Return every line of the records below word for word, omitting the pictures from your answer.

* START EXERCISE INPUT *

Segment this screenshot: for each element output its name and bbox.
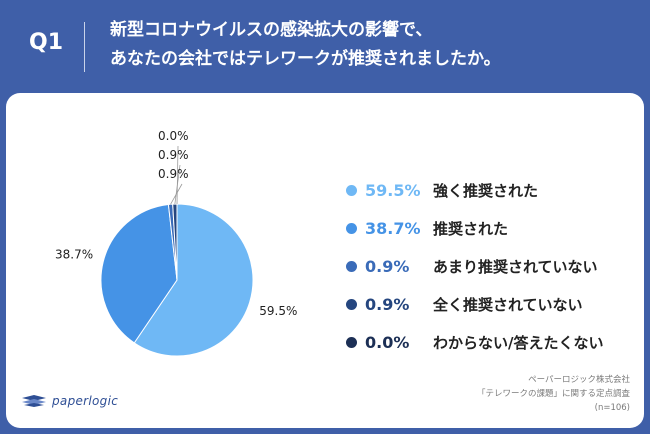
header: Q1 新型コロナウイルスの感染拡大の影響で、 あなたの会社ではテレワークが推奨さ… — [0, 0, 650, 92]
legend-label: 推奨された — [433, 219, 509, 238]
pie-data-label: 0.9% — [158, 167, 189, 181]
legend-label: あまり推奨されていない — [433, 257, 598, 276]
legend-value: 0.9% — [365, 256, 410, 276]
chart-panel: 59.5% 38.7% 0.0% 0.9% 0.9% 59.5% 強く推奨された 38.7%… — [6, 93, 644, 428]
sample-size: (n=106) — [594, 403, 630, 413]
pie-chart: 59.5% 38.7% 0.0% 0.9% 0.9% — [55, 129, 297, 357]
source-survey: 「テレワークの課題」に関する定点調査 — [476, 389, 630, 399]
leader-line — [176, 145, 179, 205]
pie-slice — [100, 203, 178, 344]
legend-marker — [346, 184, 357, 196]
source-note: ペーパーロジック株式会社 「テレワークの課題」に関する定点調査 (n=106) — [477, 373, 630, 415]
paperlogic-logo-icon — [22, 395, 46, 407]
legend-value: 59.5% — [365, 180, 421, 200]
pie-data-label: 38.7% — [55, 248, 93, 262]
legend-item: 38.7% 推奨された — [346, 209, 603, 247]
pie-data-label: 59.5% — [259, 304, 297, 318]
question-line-2: あなたの会社ではテレワークが推奨されましたか。 — [110, 49, 501, 69]
pie-data-label: 0.9% — [158, 148, 189, 162]
legend-value: 0.9% — [365, 294, 410, 314]
chart-legend: 59.5% 強く推奨された 38.7% 推奨された 0.9% あまり推奨されていない 0.9… — [346, 171, 603, 361]
legend-marker — [346, 260, 357, 272]
question-text: 新型コロナウイルスの感染拡大の影響で、 あなたの会社ではテレワークが推奨されまし… — [110, 16, 501, 74]
legend-item: 0.9% あまり推奨されていない — [346, 247, 603, 285]
leader-line — [174, 164, 181, 205]
legend-value: 0.0% — [365, 332, 410, 352]
header-divider — [84, 22, 85, 72]
legend-item: 0.0% わからない/答えたくない — [346, 323, 603, 361]
legend-label: 強く推奨された — [433, 181, 539, 200]
leader-line — [170, 183, 183, 205]
pie-data-label: 0.0% — [158, 129, 189, 143]
pie-slice — [133, 203, 254, 357]
legend-item: 0.9% 全く推奨されていない — [346, 285, 603, 323]
legend-item: 59.5% 強く推奨された — [346, 171, 603, 209]
legend-value: 38.7% — [365, 218, 421, 238]
source-company: ペーパーロジック株式会社 — [528, 375, 630, 385]
legend-marker — [346, 336, 357, 348]
legend-label: わからない/答えたくない — [433, 333, 604, 352]
logo-text: paperlogic — [52, 394, 119, 408]
legend-marker — [346, 298, 357, 310]
paperlogic-logo: paperlogic — [20, 394, 118, 408]
legend-label: 全く推奨されていない — [433, 295, 583, 314]
question-number: Q1 — [29, 30, 64, 55]
legend-marker — [346, 222, 357, 234]
question-line-1: 新型コロナウイルスの感染拡大の影響で、 — [110, 20, 433, 40]
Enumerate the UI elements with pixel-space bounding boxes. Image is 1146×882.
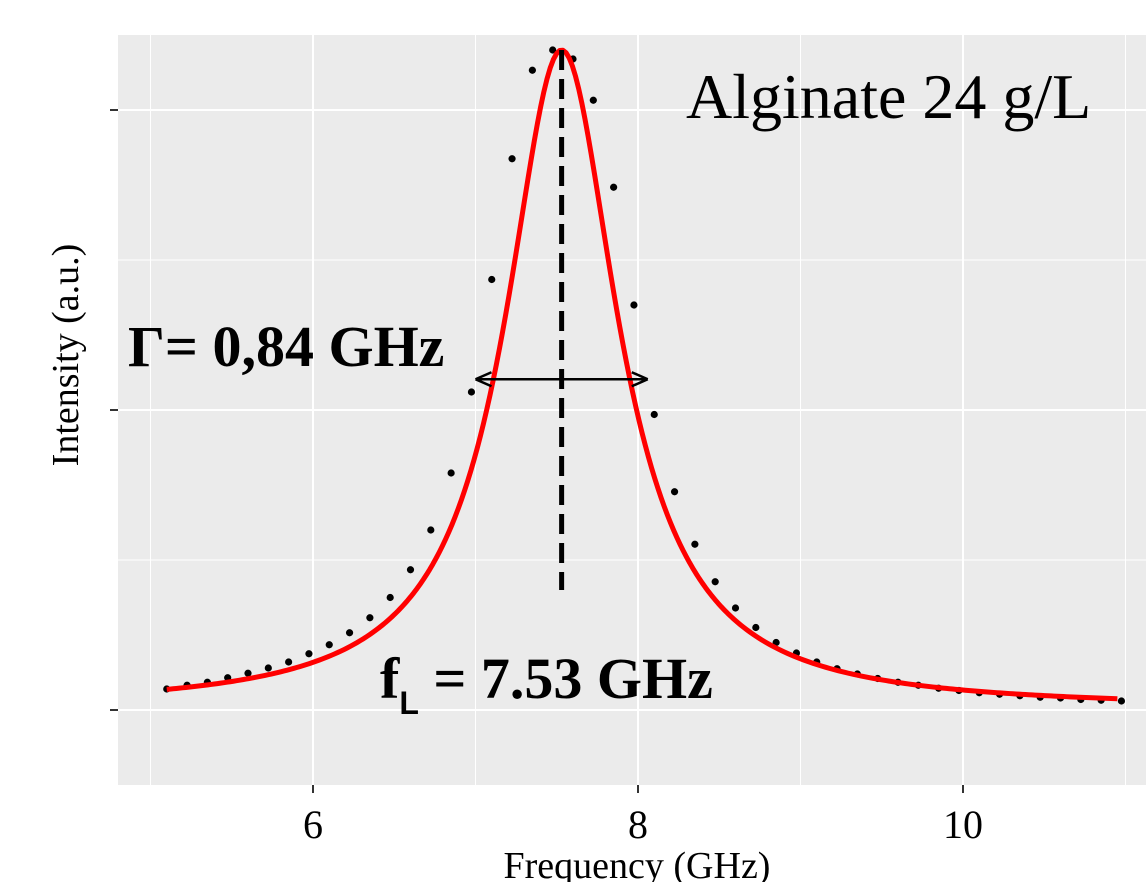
data-point <box>386 593 394 602</box>
data-point <box>244 669 252 677</box>
data-point <box>589 96 597 104</box>
data-point <box>610 183 618 191</box>
data-point <box>549 46 557 54</box>
data-point <box>467 388 476 396</box>
gamma-label: Γ= 0,84 GHz <box>128 314 444 379</box>
chart-title: Alginate 24 g/L <box>686 61 1091 132</box>
x-tick-label: 10 <box>943 802 983 847</box>
data-point <box>711 578 719 586</box>
data-point <box>305 650 313 658</box>
data-point <box>1117 697 1126 705</box>
data-point <box>406 566 415 574</box>
data-point <box>528 66 536 74</box>
peak-label-value: = 7.53 GHz <box>419 646 713 711</box>
data-point <box>630 301 638 309</box>
data-point <box>508 155 516 163</box>
data-point <box>691 540 699 548</box>
series-group <box>163 46 1126 705</box>
data-point <box>731 604 740 612</box>
peak-label-base: f <box>380 646 400 711</box>
fwhm-arrow-head-right <box>631 371 649 388</box>
y-axis-label: Intensity (a.u.) <box>45 244 87 467</box>
data-point <box>650 410 658 419</box>
data-point <box>285 658 293 666</box>
peak-frequency-label: fL = 7.53 GHz <box>380 646 713 721</box>
annotations <box>474 50 649 590</box>
data-point <box>345 629 354 637</box>
x-tick-label: 8 <box>628 802 648 847</box>
data-point <box>366 614 374 622</box>
data-point <box>325 641 333 649</box>
data-point <box>670 488 679 496</box>
data-point <box>264 664 272 672</box>
fit-curve <box>166 47 1118 702</box>
data-point <box>427 526 435 534</box>
x-axis-label: Frequency (GHz) <box>504 845 771 882</box>
data-point <box>488 275 496 284</box>
data-point <box>752 623 760 632</box>
fwhm-arrow-head-left <box>474 371 493 388</box>
axes: 6 8 10 <box>110 109 983 847</box>
data-point <box>447 469 455 477</box>
peak-label-subscript: L <box>399 685 419 721</box>
x-tick-label: 6 <box>303 802 323 847</box>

* END EXERCISE INPUT *

# SOLUTION
Segment this screenshot: for each element output its name and bbox.
header: Q1 新型コロナウイルスの感染拡大の影響で、 あなたの会社ではテレワークが推奨さ… — [0, 0, 650, 92]
legend-label: 推奨された — [433, 219, 509, 238]
pie-data-label: 0.9% — [158, 167, 189, 181]
legend-label: あまり推奨されていない — [433, 257, 598, 276]
legend-value: 0.9% — [365, 256, 410, 276]
chart-panel: 59.5% 38.7% 0.0% 0.9% 0.9% 59.5% 強く推奨された 38.7%… — [6, 93, 644, 428]
sample-size: (n=106) — [594, 403, 630, 413]
pie-chart: 59.5% 38.7% 0.0% 0.9% 0.9% — [55, 129, 297, 357]
source-survey: 「テレワークの課題」に関する定点調査 — [476, 389, 630, 399]
leader-line — [176, 145, 179, 205]
pie-slice — [100, 203, 178, 344]
legend-marker — [346, 184, 357, 196]
source-note: ペーパーロジック株式会社 「テレワークの課題」に関する定点調査 (n=106) — [477, 373, 630, 415]
paperlogic-logo-icon — [22, 395, 46, 407]
legend-value: 59.5% — [365, 180, 421, 200]
pie-data-label: 38.7% — [55, 248, 93, 262]
legend-item: 38.7% 推奨された — [346, 209, 603, 247]
pie-data-label: 59.5% — [259, 304, 297, 318]
question-line-2: あなたの会社ではテレワークが推奨されましたか。 — [110, 49, 501, 69]
pie-data-label: 0.9% — [158, 148, 189, 162]
legend-value: 0.9% — [365, 294, 410, 314]
chart-legend: 59.5% 強く推奨された 38.7% 推奨された 0.9% あまり推奨されていない 0.9… — [346, 171, 603, 361]
legend-marker — [346, 260, 357, 272]
question-text: 新型コロナウイルスの感染拡大の影響で、 あなたの会社ではテレワークが推奨されまし… — [110, 16, 501, 74]
legend-item: 0.9% あまり推奨されていない — [346, 247, 603, 285]
leader-line — [174, 164, 181, 205]
legend-value: 0.0% — [365, 332, 410, 352]
header-divider — [84, 22, 85, 72]
legend-item: 0.0% わからない/答えたくない — [346, 323, 603, 361]
legend-label: 強く推奨された — [433, 181, 539, 200]
leader-line — [170, 183, 183, 205]
pie-data-label: 0.0% — [158, 129, 189, 143]
pie-slice — [133, 203, 254, 357]
legend-item: 0.9% 全く推奨されていない — [346, 285, 603, 323]
legend-item: 59.5% 強く推奨された — [346, 171, 603, 209]
legend-value: 38.7% — [365, 218, 421, 238]
source-company: ペーパーロジック株式会社 — [528, 375, 630, 385]
legend-marker — [346, 336, 357, 348]
legend-label: わからない/答えたくない — [433, 333, 604, 352]
logo-text: paperlogic — [52, 394, 119, 408]
legend-marker — [346, 298, 357, 310]
paperlogic-logo: paperlogic — [20, 394, 118, 408]
legend-label: 全く推奨されていない — [433, 295, 583, 314]
question-number: Q1 — [29, 30, 64, 55]
legend-marker — [346, 222, 357, 234]
question-line-1: 新型コロナウイルスの感染拡大の影響で、 — [110, 20, 433, 40]
Enumerate the UI elements with pixel-space bounding boxes. Image is 1146×882.
data-point <box>386 593 394 602</box>
data-point <box>244 669 252 677</box>
data-point <box>589 96 597 104</box>
data-point <box>610 183 618 191</box>
data-point <box>549 46 557 54</box>
data-point <box>467 388 476 396</box>
gamma-label: Γ= 0,84 GHz <box>128 314 444 379</box>
chart-title: Alginate 24 g/L <box>686 61 1091 132</box>
x-tick-label: 10 <box>943 802 983 847</box>
data-point <box>711 578 719 586</box>
data-point <box>305 650 313 658</box>
data-point <box>1117 697 1126 705</box>
data-point <box>406 566 415 574</box>
data-point <box>528 66 536 74</box>
peak-label-value: = 7.53 GHz <box>419 646 713 711</box>
data-point <box>630 301 638 309</box>
data-point <box>508 155 516 163</box>
data-point <box>691 540 699 548</box>
series-group <box>163 46 1126 705</box>
data-point <box>731 604 740 612</box>
peak-label-base: f <box>380 646 400 711</box>
fwhm-arrow-head-right <box>631 371 649 388</box>
y-axis-label: Intensity (a.u.) <box>45 244 87 467</box>
data-point <box>650 410 658 419</box>
data-point <box>285 658 293 666</box>
peak-frequency-label: fL = 7.53 GHz <box>380 646 713 721</box>
annotations <box>474 50 649 590</box>
data-point <box>345 629 354 637</box>
x-tick-label: 8 <box>628 802 648 847</box>
data-point <box>366 614 374 622</box>
data-point <box>325 641 333 649</box>
data-point <box>670 488 679 496</box>
data-point <box>264 664 272 672</box>
fit-curve <box>166 47 1118 702</box>
data-point <box>427 526 435 534</box>
x-axis-label: Frequency (GHz) <box>504 845 771 882</box>
data-point <box>488 275 496 284</box>
data-point <box>752 623 760 632</box>
fwhm-arrow-head-left <box>474 371 493 388</box>
axes: 6 8 10 <box>110 109 983 847</box>
data-point <box>447 469 455 477</box>
peak-label-subscript: L <box>399 685 419 721</box>
x-tick-label: 6 <box>303 802 323 847</box>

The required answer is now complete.